- [Passage provided]:

The Center's work on 'Federal Budget' Issues

The Center informs the debate over federal budget priorities by analyzing the President’s budget and major congressional proposals throughout the annual budget process. We pay particular attention to the adequacy of funding for programs that assist low- and moderate-income families. We also analyze long-term budget challenges and measures to address them. In addition, we promote measures to improve fiscal responsibility.


House Bills Would Make Budget Estimates More Confusing

June 18, 2013 at 2:24 pm

The House Budget Committee will consider two bills tomorrow that, contrary to their titles, would harm the congressional budget process.  The House passed similar bills last year, and we have previously explained how they would make budget estimates less transparent and less useful.

  • The “Baseline Reform Act” (H.R. 1871) would require the Congressional Budget Office (CBO) and the Office of Management and Budget (OMB), in constructing budget baselines that project future funding levels, to assume that discretionary appropriations will remain frozen indefinitely, with no adjustment for inflation.  The bill would have no effect for 2014 through 2021, since the baseline for those years assumes that appropriations conform to the levels specified in the Budget Control Act of 2011.  Beyond 2021, though, the proposal would make projections of deficits and debt unrealistic and misleading, we explained last year.

- [Entries shown]:

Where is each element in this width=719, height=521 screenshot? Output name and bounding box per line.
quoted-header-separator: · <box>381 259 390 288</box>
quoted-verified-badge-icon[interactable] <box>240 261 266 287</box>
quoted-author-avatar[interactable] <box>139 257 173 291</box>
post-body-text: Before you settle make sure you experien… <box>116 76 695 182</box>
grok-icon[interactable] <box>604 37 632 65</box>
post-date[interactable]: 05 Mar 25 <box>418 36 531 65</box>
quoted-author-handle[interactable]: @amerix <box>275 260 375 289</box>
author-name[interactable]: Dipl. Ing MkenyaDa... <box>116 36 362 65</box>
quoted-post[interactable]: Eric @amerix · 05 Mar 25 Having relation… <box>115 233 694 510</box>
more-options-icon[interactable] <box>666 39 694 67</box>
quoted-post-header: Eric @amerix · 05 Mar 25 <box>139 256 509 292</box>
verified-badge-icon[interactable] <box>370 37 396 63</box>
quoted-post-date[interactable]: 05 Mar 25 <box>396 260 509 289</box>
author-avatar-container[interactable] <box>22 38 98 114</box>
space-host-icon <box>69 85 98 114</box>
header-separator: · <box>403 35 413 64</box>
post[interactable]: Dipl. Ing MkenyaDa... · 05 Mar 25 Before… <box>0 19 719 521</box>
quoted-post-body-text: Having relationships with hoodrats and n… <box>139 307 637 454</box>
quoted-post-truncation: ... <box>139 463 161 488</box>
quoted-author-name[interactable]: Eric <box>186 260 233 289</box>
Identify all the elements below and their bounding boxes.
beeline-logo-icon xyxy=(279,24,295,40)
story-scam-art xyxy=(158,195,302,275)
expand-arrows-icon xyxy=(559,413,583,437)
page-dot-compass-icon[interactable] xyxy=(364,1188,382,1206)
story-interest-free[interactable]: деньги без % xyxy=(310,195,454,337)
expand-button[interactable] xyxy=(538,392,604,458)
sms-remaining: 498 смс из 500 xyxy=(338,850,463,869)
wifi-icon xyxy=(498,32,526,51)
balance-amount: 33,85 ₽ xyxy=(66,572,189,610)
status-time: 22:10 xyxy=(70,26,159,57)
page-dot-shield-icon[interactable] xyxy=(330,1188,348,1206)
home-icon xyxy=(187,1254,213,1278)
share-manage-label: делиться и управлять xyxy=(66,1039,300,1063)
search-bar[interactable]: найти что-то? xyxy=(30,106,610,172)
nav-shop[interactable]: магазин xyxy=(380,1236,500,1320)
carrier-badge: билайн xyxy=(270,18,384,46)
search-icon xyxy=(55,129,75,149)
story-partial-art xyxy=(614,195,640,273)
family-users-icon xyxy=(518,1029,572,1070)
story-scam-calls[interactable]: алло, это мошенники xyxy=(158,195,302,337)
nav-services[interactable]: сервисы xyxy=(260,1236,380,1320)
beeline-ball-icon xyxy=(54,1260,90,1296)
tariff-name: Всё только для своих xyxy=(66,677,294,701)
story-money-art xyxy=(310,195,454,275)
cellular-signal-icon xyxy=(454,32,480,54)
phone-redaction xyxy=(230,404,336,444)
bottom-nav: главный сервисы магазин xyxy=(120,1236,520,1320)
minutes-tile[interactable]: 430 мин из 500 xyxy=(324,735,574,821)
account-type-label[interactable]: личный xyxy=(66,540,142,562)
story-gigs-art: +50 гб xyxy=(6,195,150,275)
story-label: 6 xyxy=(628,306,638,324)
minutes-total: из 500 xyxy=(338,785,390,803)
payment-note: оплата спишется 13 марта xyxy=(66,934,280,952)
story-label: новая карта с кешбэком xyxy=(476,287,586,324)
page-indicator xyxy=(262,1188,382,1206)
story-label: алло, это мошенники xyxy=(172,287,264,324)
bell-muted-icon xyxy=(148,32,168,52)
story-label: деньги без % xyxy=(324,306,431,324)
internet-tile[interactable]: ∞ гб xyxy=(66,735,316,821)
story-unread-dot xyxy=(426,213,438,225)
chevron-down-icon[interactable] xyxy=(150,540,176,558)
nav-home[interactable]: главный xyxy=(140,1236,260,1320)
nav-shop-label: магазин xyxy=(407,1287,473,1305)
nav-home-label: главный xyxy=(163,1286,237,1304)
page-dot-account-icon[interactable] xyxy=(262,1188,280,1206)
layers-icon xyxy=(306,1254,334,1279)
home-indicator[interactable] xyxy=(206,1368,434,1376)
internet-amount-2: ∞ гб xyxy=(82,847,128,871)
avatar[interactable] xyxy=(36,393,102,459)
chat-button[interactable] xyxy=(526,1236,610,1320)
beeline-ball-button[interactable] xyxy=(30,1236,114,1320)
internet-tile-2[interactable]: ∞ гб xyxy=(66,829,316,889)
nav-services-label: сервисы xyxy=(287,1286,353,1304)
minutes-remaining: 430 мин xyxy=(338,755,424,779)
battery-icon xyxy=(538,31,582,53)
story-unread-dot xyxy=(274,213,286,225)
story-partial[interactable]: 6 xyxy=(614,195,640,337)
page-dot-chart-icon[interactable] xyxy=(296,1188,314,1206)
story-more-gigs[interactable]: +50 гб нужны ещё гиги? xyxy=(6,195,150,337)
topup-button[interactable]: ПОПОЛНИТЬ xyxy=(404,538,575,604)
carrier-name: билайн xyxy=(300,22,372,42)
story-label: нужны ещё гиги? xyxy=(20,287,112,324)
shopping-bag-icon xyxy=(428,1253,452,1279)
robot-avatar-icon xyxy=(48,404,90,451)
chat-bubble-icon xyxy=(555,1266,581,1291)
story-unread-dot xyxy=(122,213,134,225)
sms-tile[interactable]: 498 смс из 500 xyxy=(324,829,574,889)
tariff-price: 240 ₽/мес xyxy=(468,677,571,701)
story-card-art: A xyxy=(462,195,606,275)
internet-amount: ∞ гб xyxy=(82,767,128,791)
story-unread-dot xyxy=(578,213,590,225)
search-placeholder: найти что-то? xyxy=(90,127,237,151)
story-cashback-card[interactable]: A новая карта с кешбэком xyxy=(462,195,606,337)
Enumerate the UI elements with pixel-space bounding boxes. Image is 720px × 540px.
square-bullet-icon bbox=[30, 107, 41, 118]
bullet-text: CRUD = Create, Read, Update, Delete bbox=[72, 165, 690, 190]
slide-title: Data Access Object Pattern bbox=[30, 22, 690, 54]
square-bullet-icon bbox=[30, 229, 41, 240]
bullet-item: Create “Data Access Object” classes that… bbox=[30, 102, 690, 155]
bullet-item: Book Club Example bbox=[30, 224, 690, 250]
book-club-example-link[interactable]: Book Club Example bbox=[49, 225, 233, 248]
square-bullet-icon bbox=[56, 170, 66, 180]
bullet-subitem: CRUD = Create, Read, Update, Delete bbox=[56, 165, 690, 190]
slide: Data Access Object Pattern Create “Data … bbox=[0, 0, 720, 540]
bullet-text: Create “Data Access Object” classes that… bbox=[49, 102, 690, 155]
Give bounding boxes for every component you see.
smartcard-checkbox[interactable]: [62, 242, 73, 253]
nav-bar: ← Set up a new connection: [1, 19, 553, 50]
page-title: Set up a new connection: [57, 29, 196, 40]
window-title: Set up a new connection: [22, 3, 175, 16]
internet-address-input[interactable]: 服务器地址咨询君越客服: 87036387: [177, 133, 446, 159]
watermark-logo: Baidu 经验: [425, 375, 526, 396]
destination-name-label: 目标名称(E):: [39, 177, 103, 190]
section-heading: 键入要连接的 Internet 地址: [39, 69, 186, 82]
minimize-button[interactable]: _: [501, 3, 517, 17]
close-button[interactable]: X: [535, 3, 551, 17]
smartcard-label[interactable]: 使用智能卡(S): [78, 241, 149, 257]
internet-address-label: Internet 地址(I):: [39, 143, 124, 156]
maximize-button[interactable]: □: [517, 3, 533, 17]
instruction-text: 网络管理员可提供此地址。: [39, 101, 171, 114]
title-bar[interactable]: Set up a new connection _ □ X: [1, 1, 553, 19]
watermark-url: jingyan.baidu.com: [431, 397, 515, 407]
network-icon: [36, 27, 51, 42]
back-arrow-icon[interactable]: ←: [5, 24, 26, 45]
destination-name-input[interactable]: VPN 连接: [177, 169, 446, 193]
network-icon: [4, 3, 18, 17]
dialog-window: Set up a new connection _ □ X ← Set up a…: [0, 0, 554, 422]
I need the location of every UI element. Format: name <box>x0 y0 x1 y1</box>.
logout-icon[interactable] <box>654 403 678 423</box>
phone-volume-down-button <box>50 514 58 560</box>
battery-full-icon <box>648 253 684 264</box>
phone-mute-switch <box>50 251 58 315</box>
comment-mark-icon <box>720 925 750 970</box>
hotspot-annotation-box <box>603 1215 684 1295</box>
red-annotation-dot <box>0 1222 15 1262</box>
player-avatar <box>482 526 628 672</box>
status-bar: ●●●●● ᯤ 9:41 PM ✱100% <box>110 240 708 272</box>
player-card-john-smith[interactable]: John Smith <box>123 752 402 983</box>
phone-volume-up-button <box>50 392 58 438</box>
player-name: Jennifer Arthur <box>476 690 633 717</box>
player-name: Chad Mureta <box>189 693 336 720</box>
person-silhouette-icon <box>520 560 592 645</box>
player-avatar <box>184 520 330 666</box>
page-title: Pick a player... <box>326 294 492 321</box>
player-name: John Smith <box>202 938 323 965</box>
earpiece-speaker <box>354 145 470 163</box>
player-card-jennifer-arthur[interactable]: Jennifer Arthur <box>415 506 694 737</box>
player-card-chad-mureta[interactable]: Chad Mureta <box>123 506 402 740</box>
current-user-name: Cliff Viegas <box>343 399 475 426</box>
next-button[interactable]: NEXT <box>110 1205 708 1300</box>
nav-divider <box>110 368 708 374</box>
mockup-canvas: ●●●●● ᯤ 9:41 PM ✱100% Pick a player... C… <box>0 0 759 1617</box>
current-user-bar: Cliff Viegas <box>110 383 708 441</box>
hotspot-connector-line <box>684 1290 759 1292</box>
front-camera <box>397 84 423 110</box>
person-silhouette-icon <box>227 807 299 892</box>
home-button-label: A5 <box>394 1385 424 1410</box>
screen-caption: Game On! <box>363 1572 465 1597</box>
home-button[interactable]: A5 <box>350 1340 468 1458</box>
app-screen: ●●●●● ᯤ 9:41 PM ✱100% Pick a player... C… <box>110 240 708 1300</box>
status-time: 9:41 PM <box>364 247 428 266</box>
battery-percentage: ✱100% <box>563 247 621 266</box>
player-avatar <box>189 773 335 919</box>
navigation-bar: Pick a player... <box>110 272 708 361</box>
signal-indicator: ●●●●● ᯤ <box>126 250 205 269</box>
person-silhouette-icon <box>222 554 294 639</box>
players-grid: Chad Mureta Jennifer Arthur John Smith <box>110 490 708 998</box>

- [Brief A]: Translate this sentence from the federal budget page into Spanish: "We also analyze long-term budget challenges and measures to address them."
- [Brief B]: Reproduce word for word the stretch of the federal budget page that begins at "The House Budget" and stops after "and less useful.".

- [Full response A]: También analizamos los desafíos presupuestarios a largo plazo y las medidas para abordarlos.

- [Full response B]:
The House Budget Committee will consider two bills tomorrow that, contrary to their titles, would harm the congressional budget process.  The House passed similar bills last year, and we have previously explained how they would make budget estimates less transparent and less useful.